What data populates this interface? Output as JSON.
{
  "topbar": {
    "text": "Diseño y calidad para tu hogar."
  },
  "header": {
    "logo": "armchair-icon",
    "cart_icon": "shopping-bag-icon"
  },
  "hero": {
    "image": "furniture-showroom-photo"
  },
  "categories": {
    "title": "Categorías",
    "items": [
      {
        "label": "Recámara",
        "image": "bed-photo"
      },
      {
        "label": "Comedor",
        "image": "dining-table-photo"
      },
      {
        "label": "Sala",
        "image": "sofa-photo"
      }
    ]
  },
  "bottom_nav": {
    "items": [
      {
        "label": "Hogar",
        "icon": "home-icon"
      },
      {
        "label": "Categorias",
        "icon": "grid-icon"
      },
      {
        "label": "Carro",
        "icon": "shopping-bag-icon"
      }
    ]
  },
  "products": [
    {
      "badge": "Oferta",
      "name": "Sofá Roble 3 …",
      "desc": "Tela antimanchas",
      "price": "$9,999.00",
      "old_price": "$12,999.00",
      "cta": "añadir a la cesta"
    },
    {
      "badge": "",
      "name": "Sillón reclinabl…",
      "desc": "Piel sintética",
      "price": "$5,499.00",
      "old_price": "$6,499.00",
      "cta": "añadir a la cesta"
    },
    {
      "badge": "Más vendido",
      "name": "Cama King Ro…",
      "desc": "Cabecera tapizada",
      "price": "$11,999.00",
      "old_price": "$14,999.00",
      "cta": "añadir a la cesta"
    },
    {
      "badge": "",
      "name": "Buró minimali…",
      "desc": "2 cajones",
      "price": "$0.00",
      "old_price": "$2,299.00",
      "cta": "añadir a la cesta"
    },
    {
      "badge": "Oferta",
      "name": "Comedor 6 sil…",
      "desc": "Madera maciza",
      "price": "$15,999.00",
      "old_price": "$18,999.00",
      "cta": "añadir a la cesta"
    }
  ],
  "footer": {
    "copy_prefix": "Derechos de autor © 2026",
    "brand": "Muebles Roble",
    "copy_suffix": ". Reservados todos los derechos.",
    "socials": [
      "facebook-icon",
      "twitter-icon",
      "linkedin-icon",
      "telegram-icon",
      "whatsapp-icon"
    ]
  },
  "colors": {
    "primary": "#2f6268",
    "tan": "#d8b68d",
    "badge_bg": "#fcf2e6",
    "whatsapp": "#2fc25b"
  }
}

*Exercise directions*:
Go through the material and select each line with the string "image" in it.

*Exercise solution*:
    "image": "furniture-showroom-photo"
        "image": "bed-photo"
        "image": "dining-table-photo"
        "image": "sofa-photo"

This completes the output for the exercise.